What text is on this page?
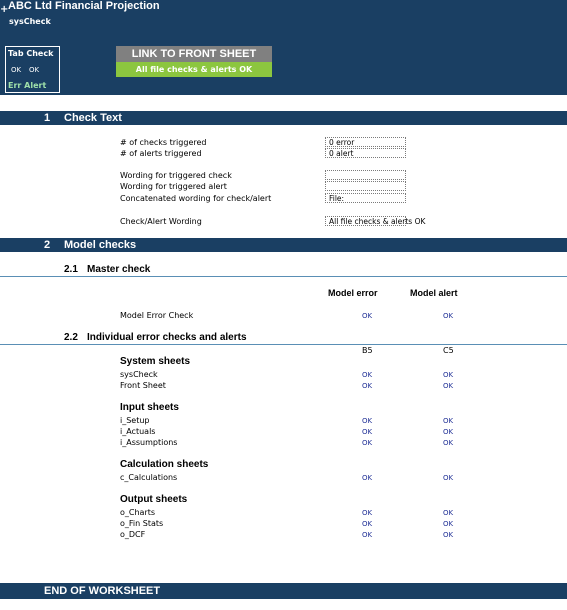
+ ABC Ltd Financial Projection
sysCheck
Tab Check
OK OK
Err Alert
LINK TO FRONT SHEET
All file checks & alerts OK
1 Check Text
# of checks triggered	0 error
# of alerts triggered	0 alert
Wording for triggered check
Wording for triggered alert
Concatenated wording for check/alert	File:
Check/Alert Wording	All file checks & alerts OK
2 Model checks
2.1 Master check
Model error	Model alert
Model Error Check	OK	OK
2.2 Individual error checks and alerts
B5	C5
System sheets
sysCheck	OK	OK
Front Sheet	OK	OK
Input sheets
i_Setup	OK	OK
i_Actuals	OK	OK
i_Assumptions	OK	OK
Calculation sheets
c_Calculations	OK	OK
Output sheets
o_Charts	OK	OK
o_Fin Stats	OK	OK
o_DCF	OK	OK
END OF WORKSHEET
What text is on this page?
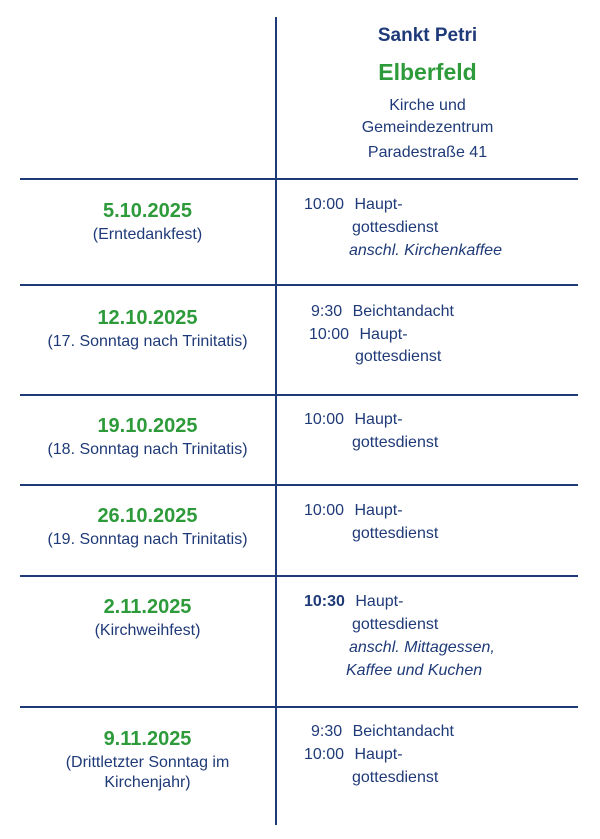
Sankt Petri
Elberfeld
Kirche und
Gemeindezentrum
Paradestraße 41
5.10.2025
(Erntedankfest)
10:00 Haupt-
gottesdienst
anschl. Kirchenkaffee
12.10.2025
(17. Sonntag nach Trinitatis)
9:30 Beichtandacht
10:00 Haupt-
gottesdienst
19.10.2025
(18. Sonntag nach Trinitatis)
10:00 Haupt-
gottesdienst
26.10.2025
(19. Sonntag nach Trinitatis)
10:00 Haupt-
gottesdienst
2.11.2025
(Kirchweihfest)
10:30 Haupt-
gottesdienst
anschl. Mittagessen,
Kaffee und Kuchen
9.11.2025
(Drittletzter Sonntag im
Kirchenjahr)
9:30 Beichtandacht
10:00 Haupt-
gottesdienst
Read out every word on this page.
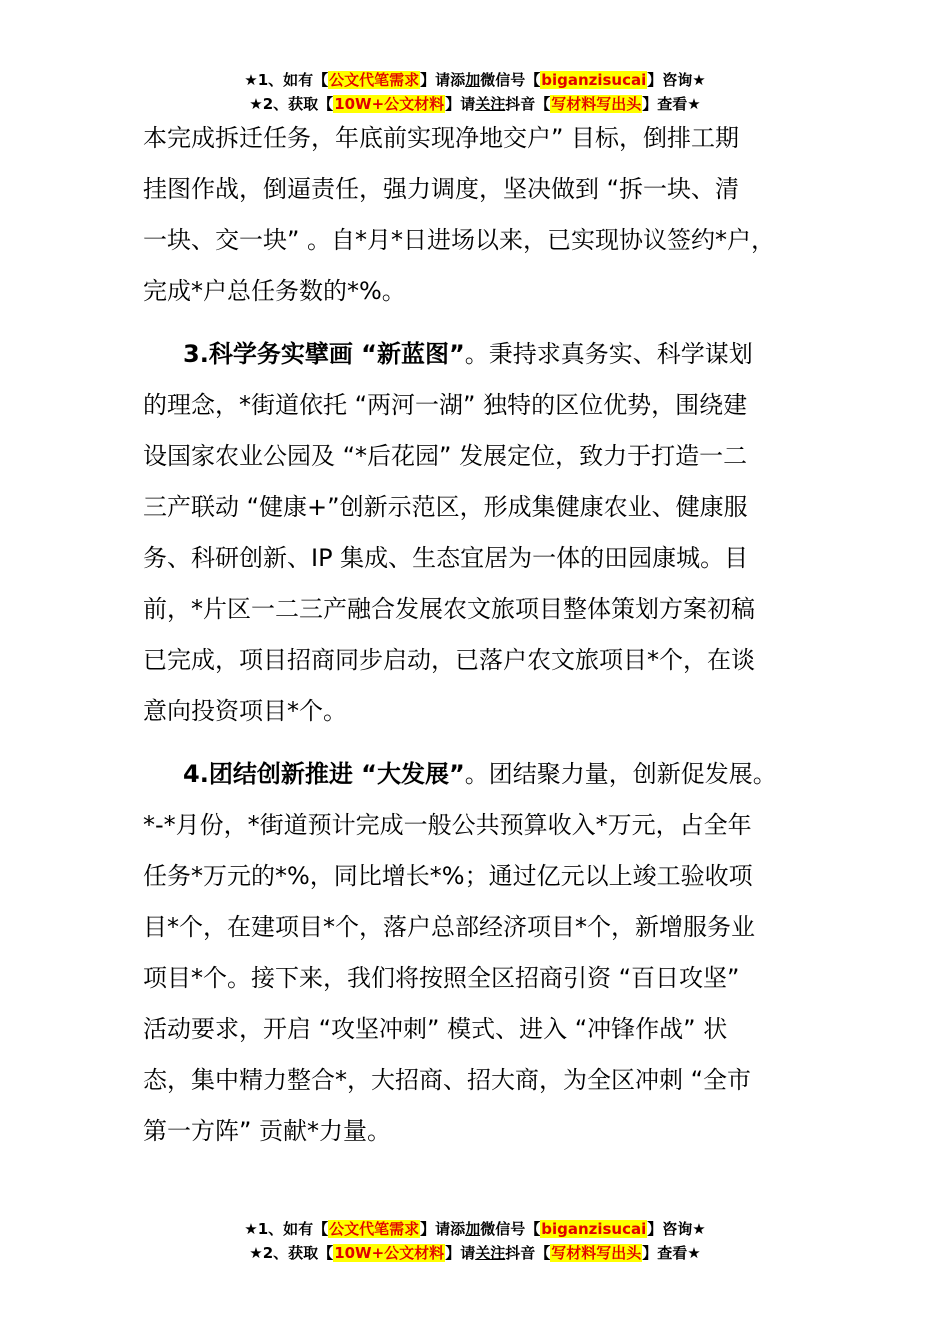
★1、如有【公文代笔需求】请添加微信号【biganzisucai】咨询★
★2、获取【10W+公文材料】请关注抖音【写材料写出头】查看★
本完成拆迁任务，年底前实现净地交户” 目标，倒排工期
挂图作战，倒逼责任，强力调度，坚决做到 “拆一块、清
一块、交一块” 。自*月*日进场以来，已实现协议签约*户，
完成*户总任务数的*%。
3.科学务实擘画 “新蓝图”。秉持求真务实、科学谋划
的理念，*街道依托 “两河一湖” 独特的区位优势，围绕建
设国家农业公园及 “*后花园” 发展定位，致力于打造一二
三产联动 “健康+”创新示范区，形成集健康农业、健康服
务、科研创新、IP 集成、生态宜居为一体的田园康城。目
前，*片区一二三产融合发展农文旅项目整体策划方案初稿
已完成，项目招商同步启动，已落户农文旅项目*个，在谈
意向投资项目*个。
4.团结创新推进 “大发展”。团结聚力量，创新促发展。
*-*月份，*街道预计完成一般公共预算收入*万元，占全年
任务*万元的*%，同比增长*%；通过亿元以上竣工验收项
目*个，在建项目*个，落户总部经济项目*个，新增服务业
项目*个。接下来，我们将按照全区招商引资 “百日攻坚”
活动要求，开启 “攻坚冲刺” 模式、进入 “冲锋作战” 状
态，集中精力整合*，大招商、招大商，为全区冲刺 “全市
第一方阵” 贡献*力量。
★1、如有【公文代笔需求】请添加微信号【biganzisucai】咨询★
★2、获取【10W+公文材料】请关注抖音【写材料写出头】查看★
**********
DO THIS:
Omit every picture, then reproduce the rest of the listing exactly.

WRITTEN SOLUTION:
What text is on this page?
+ ABC Ltd Financial Projection
sysCheck
Tab Check
OK OK
Err Alert
LINK TO FRONT SHEET
All file checks & alerts OK
1 Check Text
# of checks triggered	0 error
# of alerts triggered	0 alert
Wording for triggered check
Wording for triggered alert
Concatenated wording for check/alert	File:
Check/Alert Wording	All file checks & alerts OK
2 Model checks
2.1 Master check
Model error	Model alert
Model Error Check	OK	OK
2.2 Individual error checks and alerts
B5	C5
System sheets
sysCheck	OK	OK
Front Sheet	OK	OK
Input sheets
i_Setup	OK	OK
i_Actuals	OK	OK
i_Assumptions	OK	OK
Calculation sheets
c_Calculations	OK	OK
Output sheets
o_Charts	OK	OK
o_Fin Stats	OK	OK
o_DCF	OK	OK
END OF WORKSHEET
What text is on this page?
Sankt Petri
Elberfeld
Kirche und
Gemeindezentrum
Paradestraße 41
5.10.2025
(Erntedankfest)
10:00 Haupt-
gottesdienst
anschl. Kirchenkaffee
12.10.2025
(17. Sonntag nach Trinitatis)
9:30 Beichtandacht
10:00 Haupt-
gottesdienst
19.10.2025
(18. Sonntag nach Trinitatis)
10:00 Haupt-
gottesdienst
26.10.2025
(19. Sonntag nach Trinitatis)
10:00 Haupt-
gottesdienst
2.11.2025
(Kirchweihfest)
10:30 Haupt-
gottesdienst
anschl. Mittagessen,
Kaffee und Kuchen
9.11.2025
(Drittletzter Sonntag im
Kirchenjahr)
9:30 Beichtandacht
10:00 Haupt-
gottesdienst
Read out every word on this page.
★1、如有【公文代笔需求】请添加微信号【biganzisucai】咨询★
★2、获取【10W+公文材料】请关注抖音【写材料写出头】查看★
本完成拆迁任务，年底前实现净地交户” 目标，倒排工期
挂图作战，倒逼责任，强力调度，坚决做到 “拆一块、清
一块、交一块” 。自*月*日进场以来，已实现协议签约*户，
完成*户总任务数的*%。
3.科学务实擘画 “新蓝图”。秉持求真务实、科学谋划
的理念，*街道依托 “两河一湖” 独特的区位优势，围绕建
设国家农业公园及 “*后花园” 发展定位，致力于打造一二
三产联动 “健康+”创新示范区，形成集健康农业、健康服
务、科研创新、IP 集成、生态宜居为一体的田园康城。目
前，*片区一二三产融合发展农文旅项目整体策划方案初稿
已完成，项目招商同步启动，已落户农文旅项目*个，在谈
意向投资项目*个。
4.团结创新推进 “大发展”。团结聚力量，创新促发展。
*-*月份，*街道预计完成一般公共预算收入*万元，占全年
任务*万元的*%，同比增长*%；通过亿元以上竣工验收项
目*个，在建项目*个，落户总部经济项目*个，新增服务业
项目*个。接下来，我们将按照全区招商引资 “百日攻坚”
活动要求，开启 “攻坚冲刺” 模式、进入 “冲锋作战” 状
态，集中精力整合*，大招商、招大商，为全区冲刺 “全市
第一方阵” 贡献*力量。
★1、如有【公文代笔需求】请添加微信号【biganzisucai】咨询★
★2、获取【10W+公文材料】请关注抖音【写材料写出头】查看★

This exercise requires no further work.